*To be done*
From the line with "Extract the structured" through the final line, please write out the listing exactly, including both of those lines.
--- START OF Data supplied ---
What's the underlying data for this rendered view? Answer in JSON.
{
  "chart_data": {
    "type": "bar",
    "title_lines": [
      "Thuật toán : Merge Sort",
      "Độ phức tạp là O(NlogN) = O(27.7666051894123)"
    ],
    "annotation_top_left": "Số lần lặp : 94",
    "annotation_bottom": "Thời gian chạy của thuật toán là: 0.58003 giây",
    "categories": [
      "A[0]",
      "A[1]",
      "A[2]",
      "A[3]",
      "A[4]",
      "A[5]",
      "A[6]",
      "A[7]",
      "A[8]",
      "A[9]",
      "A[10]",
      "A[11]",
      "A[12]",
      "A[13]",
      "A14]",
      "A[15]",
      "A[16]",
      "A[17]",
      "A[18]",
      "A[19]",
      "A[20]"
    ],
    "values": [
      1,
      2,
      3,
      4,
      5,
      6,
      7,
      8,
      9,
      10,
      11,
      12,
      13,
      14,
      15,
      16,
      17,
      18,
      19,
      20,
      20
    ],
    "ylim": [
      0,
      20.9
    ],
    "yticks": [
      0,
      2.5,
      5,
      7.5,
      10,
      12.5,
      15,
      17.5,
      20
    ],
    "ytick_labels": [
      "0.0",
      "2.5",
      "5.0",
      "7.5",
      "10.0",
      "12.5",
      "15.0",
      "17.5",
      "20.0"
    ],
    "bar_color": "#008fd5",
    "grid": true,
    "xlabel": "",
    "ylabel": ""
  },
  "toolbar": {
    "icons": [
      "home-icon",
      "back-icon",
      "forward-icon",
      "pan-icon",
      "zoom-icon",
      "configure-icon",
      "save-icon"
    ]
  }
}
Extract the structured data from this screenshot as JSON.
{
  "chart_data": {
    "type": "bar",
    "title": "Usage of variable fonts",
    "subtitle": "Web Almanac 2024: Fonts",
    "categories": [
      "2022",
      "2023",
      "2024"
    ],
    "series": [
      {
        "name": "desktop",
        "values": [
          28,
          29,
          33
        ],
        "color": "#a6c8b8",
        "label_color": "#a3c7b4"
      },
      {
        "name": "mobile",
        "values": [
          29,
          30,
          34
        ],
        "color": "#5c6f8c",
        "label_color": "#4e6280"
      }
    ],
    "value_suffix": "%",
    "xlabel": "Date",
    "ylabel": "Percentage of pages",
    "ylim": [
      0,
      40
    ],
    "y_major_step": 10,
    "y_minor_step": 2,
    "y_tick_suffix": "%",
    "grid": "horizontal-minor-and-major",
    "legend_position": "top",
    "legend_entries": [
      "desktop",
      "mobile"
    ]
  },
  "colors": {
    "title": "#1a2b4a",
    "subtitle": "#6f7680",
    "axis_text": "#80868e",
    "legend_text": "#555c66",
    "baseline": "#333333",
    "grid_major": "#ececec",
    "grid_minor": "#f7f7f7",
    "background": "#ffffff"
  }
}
--- END OF Data supplied ---
*Full answer*
Extract the structured data from this screenshot as JSON.
{
  "chart_data": {
    "type": "bar",
    "title": "Usage of variable fonts",
    "subtitle": "Web Almanac 2024: Fonts",
    "categories": [
      "2022",
      "2023",
      "2024"
    ],
    "series": [
      {
        "name": "desktop",
        "values": [
          28,
          29,
          33
        ],
        "color": "#a6c8b8",
        "label_color": "#a3c7b4"
      },
      {
        "name": "mobile",
        "values": [
          29,
          30,
          34
        ],
        "color": "#5c6f8c",
        "label_color": "#4e6280"
      }
    ],
    "value_suffix": "%",
    "xlabel": "Date",
    "ylabel": "Percentage of pages",
    "ylim": [
      0,
      40
    ],
    "y_major_step": 10,
    "y_minor_step": 2,
    "y_tick_suffix": "%",
    "grid": "horizontal-minor-and-major",
    "legend_position": "top",
    "legend_entries": [
      "desktop",
      "mobile"
    ]
  },
  "colors": {
    "title": "#1a2b4a",
    "subtitle": "#6f7680",
    "axis_text": "#80868e",
    "legend_text": "#555c66",
    "baseline": "#333333",
    "grid_major": "#ececec",
    "grid_minor": "#f7f7f7",
    "background": "#ffffff"
  }
}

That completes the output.